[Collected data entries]
━━━

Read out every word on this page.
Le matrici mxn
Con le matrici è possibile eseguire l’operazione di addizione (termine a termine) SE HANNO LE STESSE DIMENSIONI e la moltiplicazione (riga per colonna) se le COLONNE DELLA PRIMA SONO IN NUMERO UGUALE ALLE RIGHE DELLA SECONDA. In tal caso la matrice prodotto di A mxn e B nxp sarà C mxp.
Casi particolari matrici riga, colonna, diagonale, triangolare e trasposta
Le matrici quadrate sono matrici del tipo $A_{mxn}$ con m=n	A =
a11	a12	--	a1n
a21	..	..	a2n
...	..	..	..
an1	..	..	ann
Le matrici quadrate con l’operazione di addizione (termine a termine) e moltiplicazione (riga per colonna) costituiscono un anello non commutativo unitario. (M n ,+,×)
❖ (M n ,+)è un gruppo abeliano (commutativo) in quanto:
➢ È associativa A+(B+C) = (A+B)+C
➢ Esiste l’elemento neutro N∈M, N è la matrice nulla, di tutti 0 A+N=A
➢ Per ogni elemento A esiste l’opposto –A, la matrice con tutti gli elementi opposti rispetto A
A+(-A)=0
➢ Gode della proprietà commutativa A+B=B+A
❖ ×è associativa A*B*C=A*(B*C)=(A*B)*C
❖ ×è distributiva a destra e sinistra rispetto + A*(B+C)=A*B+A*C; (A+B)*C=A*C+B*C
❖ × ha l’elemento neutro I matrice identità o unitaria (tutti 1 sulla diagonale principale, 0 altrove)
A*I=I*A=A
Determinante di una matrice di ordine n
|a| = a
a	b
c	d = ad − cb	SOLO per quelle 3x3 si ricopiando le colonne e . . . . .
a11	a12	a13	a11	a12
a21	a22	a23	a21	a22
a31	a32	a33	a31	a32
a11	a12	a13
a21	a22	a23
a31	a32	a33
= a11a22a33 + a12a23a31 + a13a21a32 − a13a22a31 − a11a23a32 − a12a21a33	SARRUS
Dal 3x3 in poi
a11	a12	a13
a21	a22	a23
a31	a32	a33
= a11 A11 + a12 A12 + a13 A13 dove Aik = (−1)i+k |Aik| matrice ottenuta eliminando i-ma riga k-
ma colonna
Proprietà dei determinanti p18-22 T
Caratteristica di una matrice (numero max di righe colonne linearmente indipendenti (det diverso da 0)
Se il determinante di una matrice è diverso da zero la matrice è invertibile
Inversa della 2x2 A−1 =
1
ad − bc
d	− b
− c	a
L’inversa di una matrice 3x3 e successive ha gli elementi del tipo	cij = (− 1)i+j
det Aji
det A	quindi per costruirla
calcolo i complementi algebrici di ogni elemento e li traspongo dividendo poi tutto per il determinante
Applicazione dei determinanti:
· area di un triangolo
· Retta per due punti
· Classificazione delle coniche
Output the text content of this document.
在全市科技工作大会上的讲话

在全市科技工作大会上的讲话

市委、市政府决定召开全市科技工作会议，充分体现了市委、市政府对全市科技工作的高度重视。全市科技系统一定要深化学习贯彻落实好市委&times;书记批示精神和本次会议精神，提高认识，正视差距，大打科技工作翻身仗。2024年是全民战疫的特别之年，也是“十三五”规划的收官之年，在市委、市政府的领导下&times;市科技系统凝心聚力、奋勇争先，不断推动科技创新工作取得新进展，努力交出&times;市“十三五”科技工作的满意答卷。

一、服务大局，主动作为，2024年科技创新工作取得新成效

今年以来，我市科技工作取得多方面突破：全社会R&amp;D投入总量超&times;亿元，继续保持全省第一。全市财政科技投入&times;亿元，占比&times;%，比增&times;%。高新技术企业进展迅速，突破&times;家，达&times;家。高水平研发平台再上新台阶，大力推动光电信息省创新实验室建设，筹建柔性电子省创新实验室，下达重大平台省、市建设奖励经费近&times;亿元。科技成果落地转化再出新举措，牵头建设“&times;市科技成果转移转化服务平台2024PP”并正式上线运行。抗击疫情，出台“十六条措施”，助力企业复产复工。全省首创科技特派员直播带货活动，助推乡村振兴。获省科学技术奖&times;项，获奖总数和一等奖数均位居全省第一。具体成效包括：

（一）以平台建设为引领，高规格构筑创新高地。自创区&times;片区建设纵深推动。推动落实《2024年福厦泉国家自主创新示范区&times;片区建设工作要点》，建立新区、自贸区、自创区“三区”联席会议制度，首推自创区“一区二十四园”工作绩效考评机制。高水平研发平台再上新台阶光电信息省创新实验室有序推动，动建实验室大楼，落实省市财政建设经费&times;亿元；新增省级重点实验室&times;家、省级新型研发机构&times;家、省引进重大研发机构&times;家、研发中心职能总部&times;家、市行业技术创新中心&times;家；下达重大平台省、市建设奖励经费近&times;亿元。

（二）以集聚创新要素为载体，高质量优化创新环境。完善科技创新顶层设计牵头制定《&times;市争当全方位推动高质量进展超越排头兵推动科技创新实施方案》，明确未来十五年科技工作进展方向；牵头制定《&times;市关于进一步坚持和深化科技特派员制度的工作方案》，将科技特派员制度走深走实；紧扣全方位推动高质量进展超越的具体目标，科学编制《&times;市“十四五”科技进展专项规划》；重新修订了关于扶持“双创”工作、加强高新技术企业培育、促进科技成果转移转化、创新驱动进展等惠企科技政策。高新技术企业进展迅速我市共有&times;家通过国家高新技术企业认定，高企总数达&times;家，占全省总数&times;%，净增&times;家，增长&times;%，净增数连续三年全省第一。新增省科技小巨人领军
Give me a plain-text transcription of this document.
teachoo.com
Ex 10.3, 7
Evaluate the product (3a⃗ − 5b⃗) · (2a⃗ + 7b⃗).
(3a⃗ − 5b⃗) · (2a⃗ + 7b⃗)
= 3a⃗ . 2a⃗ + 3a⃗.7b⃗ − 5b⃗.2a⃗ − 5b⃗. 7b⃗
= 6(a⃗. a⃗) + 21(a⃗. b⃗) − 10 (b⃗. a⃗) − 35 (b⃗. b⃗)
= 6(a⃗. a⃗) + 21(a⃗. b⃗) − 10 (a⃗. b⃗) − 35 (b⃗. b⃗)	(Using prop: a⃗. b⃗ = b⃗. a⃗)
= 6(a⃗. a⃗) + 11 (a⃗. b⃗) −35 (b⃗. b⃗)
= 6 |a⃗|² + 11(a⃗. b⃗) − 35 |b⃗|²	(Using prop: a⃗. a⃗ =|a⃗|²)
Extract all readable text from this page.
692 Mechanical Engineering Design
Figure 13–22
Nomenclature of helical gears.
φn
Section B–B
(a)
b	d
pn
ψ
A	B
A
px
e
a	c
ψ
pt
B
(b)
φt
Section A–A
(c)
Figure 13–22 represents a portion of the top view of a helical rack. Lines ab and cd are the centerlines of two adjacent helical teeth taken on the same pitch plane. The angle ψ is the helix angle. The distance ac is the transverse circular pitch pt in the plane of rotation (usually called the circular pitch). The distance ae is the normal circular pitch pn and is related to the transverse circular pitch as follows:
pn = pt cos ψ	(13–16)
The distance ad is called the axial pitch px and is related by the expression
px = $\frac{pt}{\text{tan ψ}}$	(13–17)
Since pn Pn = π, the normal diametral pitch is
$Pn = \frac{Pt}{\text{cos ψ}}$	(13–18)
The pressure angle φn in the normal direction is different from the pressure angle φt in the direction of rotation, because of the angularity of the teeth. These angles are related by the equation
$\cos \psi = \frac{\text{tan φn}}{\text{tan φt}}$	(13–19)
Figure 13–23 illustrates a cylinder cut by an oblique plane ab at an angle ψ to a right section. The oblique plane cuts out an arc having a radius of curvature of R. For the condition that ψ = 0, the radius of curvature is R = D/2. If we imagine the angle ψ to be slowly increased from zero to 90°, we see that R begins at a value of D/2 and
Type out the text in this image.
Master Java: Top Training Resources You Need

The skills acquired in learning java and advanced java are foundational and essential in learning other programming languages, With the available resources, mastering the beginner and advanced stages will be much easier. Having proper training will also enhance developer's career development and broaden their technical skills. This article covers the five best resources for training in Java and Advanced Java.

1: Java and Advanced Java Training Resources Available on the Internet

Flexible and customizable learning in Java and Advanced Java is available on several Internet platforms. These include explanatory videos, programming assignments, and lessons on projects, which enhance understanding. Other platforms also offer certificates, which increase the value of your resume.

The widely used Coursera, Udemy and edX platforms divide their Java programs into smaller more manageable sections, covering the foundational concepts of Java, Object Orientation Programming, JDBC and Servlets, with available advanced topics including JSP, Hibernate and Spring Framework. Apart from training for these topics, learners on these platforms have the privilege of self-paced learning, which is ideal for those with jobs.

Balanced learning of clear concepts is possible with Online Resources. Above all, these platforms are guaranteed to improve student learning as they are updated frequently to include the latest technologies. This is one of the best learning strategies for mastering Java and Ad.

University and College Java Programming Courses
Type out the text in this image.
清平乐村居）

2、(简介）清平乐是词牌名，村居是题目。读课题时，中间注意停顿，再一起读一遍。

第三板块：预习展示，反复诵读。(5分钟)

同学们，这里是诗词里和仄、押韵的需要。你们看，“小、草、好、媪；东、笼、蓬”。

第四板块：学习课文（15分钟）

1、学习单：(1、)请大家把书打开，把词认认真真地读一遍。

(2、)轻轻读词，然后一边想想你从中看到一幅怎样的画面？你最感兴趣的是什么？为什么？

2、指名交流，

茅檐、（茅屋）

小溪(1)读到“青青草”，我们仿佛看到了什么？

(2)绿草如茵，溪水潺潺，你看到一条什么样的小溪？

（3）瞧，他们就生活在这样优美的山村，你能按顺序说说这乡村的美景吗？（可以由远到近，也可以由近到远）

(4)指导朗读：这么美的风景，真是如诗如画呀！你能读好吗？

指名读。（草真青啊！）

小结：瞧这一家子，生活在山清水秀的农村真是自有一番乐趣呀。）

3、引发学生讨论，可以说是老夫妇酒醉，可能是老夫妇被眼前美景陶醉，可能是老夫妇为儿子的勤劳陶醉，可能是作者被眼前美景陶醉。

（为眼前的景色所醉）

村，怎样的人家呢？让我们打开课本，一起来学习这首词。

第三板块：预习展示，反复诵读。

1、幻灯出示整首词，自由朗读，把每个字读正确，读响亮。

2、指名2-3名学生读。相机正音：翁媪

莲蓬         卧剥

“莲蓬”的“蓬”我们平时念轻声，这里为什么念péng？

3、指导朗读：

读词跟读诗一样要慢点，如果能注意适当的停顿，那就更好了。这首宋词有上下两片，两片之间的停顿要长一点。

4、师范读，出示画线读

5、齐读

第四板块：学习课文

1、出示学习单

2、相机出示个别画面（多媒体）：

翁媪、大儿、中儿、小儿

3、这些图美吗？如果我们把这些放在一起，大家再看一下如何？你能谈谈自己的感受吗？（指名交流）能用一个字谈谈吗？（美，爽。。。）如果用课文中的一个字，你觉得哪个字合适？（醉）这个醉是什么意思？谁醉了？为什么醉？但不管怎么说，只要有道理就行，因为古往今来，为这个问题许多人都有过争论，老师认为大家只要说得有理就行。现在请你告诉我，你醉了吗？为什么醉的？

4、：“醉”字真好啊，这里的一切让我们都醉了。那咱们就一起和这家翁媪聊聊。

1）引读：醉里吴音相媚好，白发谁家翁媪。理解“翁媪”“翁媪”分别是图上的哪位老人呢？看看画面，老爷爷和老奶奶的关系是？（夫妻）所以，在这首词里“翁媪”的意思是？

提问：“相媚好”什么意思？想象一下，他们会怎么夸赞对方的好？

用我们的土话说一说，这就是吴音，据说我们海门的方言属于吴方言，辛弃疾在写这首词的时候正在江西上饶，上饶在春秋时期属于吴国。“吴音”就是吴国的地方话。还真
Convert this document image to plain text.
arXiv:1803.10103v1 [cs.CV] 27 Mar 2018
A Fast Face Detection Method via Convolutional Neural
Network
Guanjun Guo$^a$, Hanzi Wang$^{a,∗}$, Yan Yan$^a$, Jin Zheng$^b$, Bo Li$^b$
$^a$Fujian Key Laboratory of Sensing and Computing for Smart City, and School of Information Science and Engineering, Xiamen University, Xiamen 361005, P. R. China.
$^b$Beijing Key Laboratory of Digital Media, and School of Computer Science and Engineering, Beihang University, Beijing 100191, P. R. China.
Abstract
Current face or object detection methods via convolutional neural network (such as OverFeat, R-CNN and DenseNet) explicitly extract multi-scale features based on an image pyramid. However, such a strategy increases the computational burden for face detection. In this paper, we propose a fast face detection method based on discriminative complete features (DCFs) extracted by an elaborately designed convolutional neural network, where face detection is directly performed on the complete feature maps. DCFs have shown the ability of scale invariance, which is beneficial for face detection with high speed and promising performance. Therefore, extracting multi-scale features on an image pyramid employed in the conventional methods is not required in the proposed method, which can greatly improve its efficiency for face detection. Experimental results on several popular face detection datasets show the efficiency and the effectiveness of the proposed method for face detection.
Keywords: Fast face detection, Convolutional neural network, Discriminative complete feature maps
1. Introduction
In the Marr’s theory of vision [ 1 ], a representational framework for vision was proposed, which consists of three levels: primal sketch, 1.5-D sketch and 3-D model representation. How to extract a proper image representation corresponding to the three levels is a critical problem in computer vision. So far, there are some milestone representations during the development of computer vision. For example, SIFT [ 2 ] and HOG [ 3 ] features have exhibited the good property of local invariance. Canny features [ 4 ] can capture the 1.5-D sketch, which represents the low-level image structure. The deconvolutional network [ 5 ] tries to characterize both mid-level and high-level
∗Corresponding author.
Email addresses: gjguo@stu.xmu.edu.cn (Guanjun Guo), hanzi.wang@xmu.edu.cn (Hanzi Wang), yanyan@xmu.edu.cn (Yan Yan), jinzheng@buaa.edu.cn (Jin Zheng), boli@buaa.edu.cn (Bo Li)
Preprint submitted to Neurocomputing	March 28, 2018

━━━

The lines above form a set of records; determine how many of them contain the string "helical" and give that number alone.

2